Go over the entries below line by line, copying each one that contains the word "DATA".
++++ Listed entries ++++
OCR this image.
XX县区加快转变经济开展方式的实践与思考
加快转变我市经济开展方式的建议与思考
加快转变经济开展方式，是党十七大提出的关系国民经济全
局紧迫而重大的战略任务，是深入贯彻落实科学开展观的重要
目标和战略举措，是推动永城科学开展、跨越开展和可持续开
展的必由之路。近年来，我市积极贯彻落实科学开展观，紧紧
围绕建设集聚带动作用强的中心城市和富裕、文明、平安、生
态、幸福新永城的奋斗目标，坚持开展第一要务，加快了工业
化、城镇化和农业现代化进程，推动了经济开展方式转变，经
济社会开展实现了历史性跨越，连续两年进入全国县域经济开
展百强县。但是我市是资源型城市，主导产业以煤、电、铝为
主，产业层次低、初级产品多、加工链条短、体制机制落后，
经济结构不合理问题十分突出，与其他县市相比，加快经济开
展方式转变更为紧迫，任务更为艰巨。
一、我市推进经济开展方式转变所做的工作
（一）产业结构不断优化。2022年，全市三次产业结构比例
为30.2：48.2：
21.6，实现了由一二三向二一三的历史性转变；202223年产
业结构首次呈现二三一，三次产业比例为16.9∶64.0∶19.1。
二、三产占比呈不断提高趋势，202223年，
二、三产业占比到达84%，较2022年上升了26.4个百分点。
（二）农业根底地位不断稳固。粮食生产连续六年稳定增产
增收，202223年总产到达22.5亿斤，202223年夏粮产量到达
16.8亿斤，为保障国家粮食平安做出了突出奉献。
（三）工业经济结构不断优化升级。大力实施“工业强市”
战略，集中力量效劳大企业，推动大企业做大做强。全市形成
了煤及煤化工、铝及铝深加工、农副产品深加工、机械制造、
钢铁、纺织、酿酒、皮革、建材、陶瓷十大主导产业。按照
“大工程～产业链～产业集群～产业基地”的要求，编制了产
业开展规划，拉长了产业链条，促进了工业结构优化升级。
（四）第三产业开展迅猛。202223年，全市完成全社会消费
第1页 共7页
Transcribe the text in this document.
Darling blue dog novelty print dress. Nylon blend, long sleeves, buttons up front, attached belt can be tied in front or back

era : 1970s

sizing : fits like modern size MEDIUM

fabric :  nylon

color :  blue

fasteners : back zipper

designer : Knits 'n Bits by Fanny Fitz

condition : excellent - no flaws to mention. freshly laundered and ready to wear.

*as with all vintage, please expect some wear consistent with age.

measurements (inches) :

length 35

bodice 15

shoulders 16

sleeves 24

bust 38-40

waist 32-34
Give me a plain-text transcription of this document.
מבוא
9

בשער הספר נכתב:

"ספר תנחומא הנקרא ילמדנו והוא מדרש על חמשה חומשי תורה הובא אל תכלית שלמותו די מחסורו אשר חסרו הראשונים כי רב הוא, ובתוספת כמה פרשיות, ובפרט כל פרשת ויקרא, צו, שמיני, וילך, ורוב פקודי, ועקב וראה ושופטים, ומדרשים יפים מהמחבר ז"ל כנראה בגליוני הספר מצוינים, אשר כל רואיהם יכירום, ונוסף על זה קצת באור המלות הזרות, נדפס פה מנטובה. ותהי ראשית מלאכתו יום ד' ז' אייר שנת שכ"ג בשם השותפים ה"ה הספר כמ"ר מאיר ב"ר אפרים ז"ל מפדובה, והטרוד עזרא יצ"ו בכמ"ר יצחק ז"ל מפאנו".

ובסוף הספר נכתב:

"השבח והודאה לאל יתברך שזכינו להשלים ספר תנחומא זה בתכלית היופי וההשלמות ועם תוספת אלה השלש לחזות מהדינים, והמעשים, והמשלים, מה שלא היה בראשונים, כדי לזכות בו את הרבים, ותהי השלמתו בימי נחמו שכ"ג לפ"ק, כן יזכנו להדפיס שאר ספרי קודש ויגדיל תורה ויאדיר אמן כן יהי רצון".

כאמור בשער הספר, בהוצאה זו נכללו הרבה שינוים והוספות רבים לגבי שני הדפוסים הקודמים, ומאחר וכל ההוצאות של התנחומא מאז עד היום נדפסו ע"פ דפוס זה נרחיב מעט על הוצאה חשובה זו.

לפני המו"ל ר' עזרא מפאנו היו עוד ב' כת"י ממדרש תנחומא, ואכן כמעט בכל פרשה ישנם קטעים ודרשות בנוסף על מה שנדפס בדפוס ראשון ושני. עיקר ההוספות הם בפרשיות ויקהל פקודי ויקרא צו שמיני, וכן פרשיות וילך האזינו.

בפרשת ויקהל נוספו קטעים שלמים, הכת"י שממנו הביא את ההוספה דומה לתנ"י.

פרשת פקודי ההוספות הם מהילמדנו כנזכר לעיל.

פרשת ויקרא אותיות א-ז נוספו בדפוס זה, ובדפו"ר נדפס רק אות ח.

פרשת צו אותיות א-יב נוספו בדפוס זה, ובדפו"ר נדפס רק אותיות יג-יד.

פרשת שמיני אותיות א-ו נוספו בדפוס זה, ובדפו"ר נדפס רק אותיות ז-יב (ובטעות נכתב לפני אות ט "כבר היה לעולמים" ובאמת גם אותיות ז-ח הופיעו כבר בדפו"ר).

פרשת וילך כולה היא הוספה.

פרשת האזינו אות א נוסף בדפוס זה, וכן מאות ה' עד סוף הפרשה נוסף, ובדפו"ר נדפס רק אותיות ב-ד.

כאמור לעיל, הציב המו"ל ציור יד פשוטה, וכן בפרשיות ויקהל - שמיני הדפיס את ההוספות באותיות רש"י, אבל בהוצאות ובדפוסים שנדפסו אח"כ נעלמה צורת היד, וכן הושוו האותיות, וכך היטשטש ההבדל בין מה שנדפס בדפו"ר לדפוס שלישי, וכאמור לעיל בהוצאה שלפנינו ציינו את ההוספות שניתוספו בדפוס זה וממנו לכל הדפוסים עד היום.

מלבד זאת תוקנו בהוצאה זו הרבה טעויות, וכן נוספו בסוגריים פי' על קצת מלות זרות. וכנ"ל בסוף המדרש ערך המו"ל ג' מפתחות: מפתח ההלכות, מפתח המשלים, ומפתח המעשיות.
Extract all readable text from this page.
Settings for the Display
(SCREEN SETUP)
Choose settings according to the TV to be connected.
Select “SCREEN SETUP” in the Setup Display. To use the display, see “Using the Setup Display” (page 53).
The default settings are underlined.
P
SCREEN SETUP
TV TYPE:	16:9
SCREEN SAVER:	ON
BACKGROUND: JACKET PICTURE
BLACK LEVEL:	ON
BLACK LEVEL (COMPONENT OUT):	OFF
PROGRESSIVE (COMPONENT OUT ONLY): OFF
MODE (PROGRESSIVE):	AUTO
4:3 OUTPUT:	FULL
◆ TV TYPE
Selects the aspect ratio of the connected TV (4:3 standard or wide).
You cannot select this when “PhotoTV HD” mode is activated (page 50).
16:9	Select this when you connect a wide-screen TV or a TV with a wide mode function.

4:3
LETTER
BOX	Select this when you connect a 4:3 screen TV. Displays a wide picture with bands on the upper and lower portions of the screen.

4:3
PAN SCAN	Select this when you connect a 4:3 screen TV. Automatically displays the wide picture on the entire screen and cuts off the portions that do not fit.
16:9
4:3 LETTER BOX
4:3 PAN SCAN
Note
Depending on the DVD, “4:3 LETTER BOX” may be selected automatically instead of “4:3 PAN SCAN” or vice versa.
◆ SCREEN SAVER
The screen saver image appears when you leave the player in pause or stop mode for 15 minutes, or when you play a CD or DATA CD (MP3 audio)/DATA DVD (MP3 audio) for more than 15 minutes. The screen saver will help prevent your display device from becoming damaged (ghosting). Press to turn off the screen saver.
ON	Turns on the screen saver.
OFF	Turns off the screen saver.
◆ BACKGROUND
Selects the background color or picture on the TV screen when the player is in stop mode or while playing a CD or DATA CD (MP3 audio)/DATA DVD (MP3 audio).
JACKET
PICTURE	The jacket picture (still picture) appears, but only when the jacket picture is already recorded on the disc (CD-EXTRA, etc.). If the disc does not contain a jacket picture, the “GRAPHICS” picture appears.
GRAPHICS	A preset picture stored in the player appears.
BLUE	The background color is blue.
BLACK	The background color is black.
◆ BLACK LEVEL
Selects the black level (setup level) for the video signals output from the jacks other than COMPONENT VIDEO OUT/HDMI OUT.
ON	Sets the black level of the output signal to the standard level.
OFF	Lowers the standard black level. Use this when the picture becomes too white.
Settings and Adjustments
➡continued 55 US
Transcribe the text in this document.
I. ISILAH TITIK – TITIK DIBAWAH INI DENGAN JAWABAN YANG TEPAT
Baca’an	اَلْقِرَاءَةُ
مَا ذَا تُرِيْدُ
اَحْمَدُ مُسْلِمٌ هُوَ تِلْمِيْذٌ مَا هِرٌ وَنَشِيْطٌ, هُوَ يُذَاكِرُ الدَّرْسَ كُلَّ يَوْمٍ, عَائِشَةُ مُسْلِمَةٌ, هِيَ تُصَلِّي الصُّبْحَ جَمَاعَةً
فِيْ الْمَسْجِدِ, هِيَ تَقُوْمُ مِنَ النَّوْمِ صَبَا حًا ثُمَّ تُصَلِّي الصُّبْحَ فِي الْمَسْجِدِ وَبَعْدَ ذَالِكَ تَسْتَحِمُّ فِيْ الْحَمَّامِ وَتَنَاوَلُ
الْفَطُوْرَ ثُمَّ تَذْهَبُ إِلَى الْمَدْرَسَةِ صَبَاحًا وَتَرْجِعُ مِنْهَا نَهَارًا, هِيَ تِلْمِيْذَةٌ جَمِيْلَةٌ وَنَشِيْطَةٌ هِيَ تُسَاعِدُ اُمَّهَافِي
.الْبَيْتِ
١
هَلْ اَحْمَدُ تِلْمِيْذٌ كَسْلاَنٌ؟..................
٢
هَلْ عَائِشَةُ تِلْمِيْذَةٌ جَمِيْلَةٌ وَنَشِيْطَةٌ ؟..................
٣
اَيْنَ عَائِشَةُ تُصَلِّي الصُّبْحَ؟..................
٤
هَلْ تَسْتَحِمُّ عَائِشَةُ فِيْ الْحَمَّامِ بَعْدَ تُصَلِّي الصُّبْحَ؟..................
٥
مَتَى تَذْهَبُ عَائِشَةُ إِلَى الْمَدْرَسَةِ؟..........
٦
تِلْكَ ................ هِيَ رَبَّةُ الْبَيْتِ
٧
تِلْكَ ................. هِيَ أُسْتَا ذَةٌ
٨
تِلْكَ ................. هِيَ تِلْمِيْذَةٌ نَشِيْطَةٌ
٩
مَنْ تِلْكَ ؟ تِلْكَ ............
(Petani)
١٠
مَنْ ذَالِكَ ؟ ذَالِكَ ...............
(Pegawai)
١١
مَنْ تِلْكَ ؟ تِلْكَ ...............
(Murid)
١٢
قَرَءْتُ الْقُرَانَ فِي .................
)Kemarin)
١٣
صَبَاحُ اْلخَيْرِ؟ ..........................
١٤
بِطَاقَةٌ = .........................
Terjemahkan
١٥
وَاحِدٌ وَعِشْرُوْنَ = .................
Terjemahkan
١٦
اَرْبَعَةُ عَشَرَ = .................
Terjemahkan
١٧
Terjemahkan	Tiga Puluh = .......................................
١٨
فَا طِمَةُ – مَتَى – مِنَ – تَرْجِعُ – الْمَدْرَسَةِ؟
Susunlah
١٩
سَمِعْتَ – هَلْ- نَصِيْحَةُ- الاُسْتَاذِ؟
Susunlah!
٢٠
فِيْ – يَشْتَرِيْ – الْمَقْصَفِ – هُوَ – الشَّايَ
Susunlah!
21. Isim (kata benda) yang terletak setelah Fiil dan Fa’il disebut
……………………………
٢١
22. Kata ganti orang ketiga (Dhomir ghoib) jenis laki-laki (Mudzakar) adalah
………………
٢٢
++++
• [Solved problem]:
The screen saver image appears when you leave the player in pause or stop mode for 15 minutes, or when you play a CD or DATA CD (MP3 audio)/DATA DVD (MP3 audio) for more than 15 minutes. The screen saver will help prevent your display device from becoming damaged (ghosting). Press to turn off the screen saver.
Selects the background color or picture on the TV screen when the player is in stop mode or while playing a CD or DATA CD (MP3 audio)/DATA DVD (MP3 audio).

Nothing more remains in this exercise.